### [Short task]
Filter the records below for the word "title". Copy each line that holds it.

* Begin *

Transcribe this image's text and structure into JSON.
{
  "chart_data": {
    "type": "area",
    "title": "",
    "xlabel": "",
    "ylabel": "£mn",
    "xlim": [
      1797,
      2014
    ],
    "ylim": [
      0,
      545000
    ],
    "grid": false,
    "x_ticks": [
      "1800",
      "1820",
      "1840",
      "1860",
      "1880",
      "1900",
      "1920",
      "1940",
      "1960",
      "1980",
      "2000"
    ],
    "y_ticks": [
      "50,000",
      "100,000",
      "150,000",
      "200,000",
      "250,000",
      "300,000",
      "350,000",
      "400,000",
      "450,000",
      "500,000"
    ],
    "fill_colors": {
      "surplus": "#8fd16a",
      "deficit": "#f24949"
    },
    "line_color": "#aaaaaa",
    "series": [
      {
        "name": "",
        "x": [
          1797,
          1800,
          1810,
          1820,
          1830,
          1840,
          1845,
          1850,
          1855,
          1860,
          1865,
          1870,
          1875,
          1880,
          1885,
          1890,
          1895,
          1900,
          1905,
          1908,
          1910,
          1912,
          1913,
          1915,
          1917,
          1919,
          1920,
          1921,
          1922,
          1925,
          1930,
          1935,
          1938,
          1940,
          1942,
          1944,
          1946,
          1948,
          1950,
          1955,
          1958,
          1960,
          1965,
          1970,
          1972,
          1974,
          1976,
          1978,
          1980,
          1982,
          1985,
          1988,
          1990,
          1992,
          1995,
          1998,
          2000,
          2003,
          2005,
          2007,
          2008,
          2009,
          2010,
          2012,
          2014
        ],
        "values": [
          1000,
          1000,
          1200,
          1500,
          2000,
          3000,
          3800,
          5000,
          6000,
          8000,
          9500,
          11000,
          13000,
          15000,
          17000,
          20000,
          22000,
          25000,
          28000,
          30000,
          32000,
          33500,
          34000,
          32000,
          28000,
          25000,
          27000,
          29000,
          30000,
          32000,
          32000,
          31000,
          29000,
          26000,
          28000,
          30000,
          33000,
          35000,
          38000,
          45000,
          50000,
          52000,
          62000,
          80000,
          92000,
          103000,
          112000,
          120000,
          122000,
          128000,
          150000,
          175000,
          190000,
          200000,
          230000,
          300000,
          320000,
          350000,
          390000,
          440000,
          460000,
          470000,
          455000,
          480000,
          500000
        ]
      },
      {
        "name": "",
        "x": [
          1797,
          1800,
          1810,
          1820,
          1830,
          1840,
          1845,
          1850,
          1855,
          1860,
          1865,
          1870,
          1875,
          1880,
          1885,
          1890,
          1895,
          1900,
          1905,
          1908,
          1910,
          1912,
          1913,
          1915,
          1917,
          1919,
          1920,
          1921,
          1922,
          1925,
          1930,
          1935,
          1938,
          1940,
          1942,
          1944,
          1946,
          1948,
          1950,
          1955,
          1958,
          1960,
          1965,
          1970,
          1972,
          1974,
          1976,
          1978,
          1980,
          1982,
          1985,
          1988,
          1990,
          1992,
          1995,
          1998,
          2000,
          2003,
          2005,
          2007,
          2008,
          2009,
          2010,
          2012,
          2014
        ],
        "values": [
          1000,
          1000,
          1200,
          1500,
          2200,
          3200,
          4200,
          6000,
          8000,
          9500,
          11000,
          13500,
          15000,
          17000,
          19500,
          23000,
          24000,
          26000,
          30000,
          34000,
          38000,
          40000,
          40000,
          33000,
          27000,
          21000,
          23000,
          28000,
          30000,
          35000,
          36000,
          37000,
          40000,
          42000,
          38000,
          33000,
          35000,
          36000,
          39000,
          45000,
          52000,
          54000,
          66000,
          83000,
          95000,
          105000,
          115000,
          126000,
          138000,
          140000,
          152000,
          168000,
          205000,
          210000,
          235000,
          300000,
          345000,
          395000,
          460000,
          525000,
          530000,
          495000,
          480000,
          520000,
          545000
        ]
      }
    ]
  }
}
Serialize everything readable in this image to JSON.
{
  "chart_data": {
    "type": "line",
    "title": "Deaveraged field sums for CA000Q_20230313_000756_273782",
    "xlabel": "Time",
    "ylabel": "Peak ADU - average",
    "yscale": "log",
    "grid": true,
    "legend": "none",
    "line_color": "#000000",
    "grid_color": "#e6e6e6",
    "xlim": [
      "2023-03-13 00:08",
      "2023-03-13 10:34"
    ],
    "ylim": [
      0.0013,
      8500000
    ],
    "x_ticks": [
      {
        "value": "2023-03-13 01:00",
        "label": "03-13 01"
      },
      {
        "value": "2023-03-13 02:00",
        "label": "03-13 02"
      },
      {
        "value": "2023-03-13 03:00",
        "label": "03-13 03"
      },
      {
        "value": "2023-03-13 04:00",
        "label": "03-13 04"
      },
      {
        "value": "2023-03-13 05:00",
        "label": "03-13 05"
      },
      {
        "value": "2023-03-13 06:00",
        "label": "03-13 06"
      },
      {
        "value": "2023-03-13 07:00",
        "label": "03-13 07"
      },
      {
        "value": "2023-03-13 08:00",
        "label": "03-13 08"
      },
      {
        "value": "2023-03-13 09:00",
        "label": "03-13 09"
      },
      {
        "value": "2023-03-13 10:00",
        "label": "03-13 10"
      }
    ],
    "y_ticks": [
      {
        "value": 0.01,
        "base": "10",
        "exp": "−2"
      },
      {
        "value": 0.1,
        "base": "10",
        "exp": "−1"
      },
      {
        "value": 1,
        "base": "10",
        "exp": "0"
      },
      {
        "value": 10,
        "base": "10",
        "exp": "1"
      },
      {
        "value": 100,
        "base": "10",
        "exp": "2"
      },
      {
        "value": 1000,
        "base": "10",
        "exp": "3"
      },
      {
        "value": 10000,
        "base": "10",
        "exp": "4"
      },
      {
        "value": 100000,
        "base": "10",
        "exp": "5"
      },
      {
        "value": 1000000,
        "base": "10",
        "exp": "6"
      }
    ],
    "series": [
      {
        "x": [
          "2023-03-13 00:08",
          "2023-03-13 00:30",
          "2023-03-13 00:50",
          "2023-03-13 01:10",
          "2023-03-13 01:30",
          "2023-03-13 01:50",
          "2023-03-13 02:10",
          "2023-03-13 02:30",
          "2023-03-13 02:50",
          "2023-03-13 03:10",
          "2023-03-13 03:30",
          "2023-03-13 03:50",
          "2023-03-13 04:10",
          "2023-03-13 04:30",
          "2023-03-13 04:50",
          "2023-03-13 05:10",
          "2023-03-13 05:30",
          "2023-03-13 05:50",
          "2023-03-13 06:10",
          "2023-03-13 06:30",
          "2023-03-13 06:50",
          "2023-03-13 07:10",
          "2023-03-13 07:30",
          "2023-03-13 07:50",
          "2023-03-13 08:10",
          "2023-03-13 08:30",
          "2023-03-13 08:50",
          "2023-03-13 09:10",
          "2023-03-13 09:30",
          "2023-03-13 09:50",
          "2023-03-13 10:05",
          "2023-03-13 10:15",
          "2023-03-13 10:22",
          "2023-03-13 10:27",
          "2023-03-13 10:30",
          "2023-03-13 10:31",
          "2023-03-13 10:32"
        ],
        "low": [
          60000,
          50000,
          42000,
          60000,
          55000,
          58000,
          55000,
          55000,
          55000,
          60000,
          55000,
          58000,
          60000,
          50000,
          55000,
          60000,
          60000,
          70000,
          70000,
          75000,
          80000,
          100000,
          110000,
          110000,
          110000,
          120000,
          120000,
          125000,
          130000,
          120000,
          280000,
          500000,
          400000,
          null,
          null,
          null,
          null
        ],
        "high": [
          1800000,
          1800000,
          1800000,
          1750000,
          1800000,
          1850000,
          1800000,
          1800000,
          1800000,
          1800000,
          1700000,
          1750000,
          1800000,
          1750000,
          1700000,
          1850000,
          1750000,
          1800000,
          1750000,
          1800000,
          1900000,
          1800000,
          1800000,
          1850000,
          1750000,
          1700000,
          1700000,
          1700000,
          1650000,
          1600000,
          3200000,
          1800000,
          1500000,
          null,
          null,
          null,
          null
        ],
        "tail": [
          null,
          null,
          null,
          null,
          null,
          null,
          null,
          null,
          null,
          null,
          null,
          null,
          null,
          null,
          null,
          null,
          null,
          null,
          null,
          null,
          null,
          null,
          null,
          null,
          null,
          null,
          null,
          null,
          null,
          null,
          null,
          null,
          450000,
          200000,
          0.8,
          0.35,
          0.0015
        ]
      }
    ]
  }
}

* End *

### [Task response]
    "title": "",
    "title": "Deaveraged field sums for CA000Q_20230313_000756_273782",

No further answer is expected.